▸ **Required task A**
In the debate excerpt, what Latin phrase is the Attorney-General said to have used?
▸ **Required task B**
Condense the paragraph of the debate excerpt that begins "I am sure the Government must feel" into a short bulleted list that keeps its main points.

▸ **Excerpt to read**
——

What did the Attorney-General do? He took refuge in the language of the lawyer and said, "It is only a little one"—de minimis non curat lex. That may be good argument for a lawyer, but is it good argument in this House? In this House I always imagined in my sublime innocence that an Act of Parliament tried to do justice, and that in the forging of an Act of Parliament it was essential that no patent injustice should be allowed to go unprovided for. Here there is a patent injustice; you admit it, you acknowledge it; and therefore it cannot be seriously argued by the Government or put forward as an answer that it is only a little one, and that it is negligible. Above all that, I deny it is a little matter or that it is negligible, because my right hon. Friend below me tells me, and he has already told the House, that there are many cases of benefices where building leases have been granted and reversions will arise. Not sixty years bence—building leases have already been granted long ago, and may be falling in almost at once. Therefore we cannot put off the evil day, because these cases may be arising forthwith in Clapham, in St. Martin-in-the-Fields, at Sutton Cold-field, and elsewhere. There may be a score of them, and the matter cannot be left where it is. It is not for me to say "aye" or "no" whether my right hon. Friend has put his new Clause in a proper shape or in a shape which should be accepted by the Government; but I do say without any real fear of contradiction that the Government have got to provide some way out of the difficulty. They cannot let this matter go on, because there is a patent inadequacy and want of equity on the face of the Bill.
§ Mr. BALFOUR
I am sure the Government must feel that on this point they will have to make a concession, and I hold that view because they have not attempted to defend their Bill as it stands. They have told us that we ought to have brought this matter up on the Committee stage, and, of course, if they think we did not spend a sufficient time on the Committee stage, it is not for us to differ from that opinion. But it is the first time that 161 I have heard it expressed from the other side of the House. They have also told us that if there is anything wrong in the Bill subsequent legislation can put it right; it might have done hardship here and hardship there, and if that is true then the Government proposed to bring forward another Bill in which this evil which they cannot remedy now can be finally remedied. That is not the spirit, I venture to say, in which they should approach the very important Amendment of my right hon. Friend. Nor do I really think that it is an attitude which they mean to maintain. They have acknowledged that in the case of a person being a minister of religion having this kind of property while he is in a particular place and carrying on particular duties, that it is a case which requires special treatment, but they have only admitted it per incuriam with regard to one of their answers. But if you admit it with regard to one your whole case has gone, and you admit it in regard to all. I do not think the Government can pretend that they have any answer with regard to the cases put forward from this side of the House. They have only said the cases are few, but they have not said and cannot say that when these cases occur they are not ones of extreme hardship.

——

▸ **Dataset rows**
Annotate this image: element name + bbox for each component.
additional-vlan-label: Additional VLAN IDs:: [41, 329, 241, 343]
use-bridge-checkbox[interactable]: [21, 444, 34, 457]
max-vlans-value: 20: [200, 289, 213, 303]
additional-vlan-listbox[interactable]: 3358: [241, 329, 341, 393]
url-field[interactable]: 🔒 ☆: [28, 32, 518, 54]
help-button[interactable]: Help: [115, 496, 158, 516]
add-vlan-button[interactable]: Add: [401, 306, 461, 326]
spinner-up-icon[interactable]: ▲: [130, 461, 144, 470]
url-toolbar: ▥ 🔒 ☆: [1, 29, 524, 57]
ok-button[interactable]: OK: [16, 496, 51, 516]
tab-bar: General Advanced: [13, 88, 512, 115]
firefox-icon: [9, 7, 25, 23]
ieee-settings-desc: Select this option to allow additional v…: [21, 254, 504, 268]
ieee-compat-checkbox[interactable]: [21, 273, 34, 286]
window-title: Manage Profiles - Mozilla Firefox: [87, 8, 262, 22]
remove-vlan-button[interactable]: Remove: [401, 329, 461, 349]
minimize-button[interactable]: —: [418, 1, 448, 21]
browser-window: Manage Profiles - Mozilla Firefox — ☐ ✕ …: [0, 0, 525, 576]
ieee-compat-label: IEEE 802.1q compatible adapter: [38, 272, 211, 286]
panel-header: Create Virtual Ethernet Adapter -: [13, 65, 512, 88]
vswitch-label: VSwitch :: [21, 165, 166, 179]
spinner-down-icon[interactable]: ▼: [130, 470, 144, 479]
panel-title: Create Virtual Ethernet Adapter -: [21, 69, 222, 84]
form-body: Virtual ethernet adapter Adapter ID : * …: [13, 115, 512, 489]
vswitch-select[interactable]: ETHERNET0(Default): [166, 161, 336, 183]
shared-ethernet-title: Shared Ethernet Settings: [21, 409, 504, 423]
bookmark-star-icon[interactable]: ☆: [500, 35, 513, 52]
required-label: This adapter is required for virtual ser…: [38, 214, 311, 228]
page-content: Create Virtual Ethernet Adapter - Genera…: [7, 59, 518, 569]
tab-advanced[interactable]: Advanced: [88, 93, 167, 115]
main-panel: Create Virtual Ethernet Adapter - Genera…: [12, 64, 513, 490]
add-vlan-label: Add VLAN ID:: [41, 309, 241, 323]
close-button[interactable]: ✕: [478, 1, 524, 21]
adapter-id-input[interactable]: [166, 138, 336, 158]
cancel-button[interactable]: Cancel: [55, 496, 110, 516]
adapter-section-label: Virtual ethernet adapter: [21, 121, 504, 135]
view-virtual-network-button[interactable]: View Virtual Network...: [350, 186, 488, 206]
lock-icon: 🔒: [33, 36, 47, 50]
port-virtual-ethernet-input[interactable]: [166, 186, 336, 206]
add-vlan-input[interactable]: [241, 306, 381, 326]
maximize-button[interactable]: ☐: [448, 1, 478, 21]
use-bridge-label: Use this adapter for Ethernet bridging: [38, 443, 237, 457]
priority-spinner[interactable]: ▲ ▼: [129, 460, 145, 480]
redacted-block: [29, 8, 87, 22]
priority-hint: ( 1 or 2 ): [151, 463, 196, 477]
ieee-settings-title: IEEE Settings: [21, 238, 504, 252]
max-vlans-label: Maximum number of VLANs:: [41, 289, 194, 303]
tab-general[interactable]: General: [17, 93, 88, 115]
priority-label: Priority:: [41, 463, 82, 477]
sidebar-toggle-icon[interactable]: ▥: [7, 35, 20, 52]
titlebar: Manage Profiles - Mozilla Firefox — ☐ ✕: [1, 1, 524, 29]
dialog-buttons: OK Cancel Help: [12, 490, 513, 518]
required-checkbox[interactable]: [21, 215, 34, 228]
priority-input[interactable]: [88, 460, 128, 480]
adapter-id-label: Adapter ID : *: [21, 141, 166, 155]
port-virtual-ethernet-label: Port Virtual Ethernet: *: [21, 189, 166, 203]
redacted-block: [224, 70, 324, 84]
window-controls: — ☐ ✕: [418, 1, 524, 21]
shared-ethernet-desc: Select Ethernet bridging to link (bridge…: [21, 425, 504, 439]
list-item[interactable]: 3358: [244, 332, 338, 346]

——

▸ **Correct result A**
De minimis non curat lex.

▸ **Correct result B**
- The Government will have to make a concession, since they have not tried to defend the Bill as it stands.
- They say the matter should have been raised at the Committee stage. This is the first time the speaker has heard that view from their side.
- They say later legislation can put right any hardship. He calls this the wrong spirit in which to approach his right hon. Friend's important Amendment and doubts they will keep to it.
- They have admitted that a minister of religion holding such property while serving in a particular place needs special treatment, though only per incuriam in one answer. Admitting it in one case admits it in all.
- Their only reply is that the cases are few. They do not say that these cases are free of extreme hardship.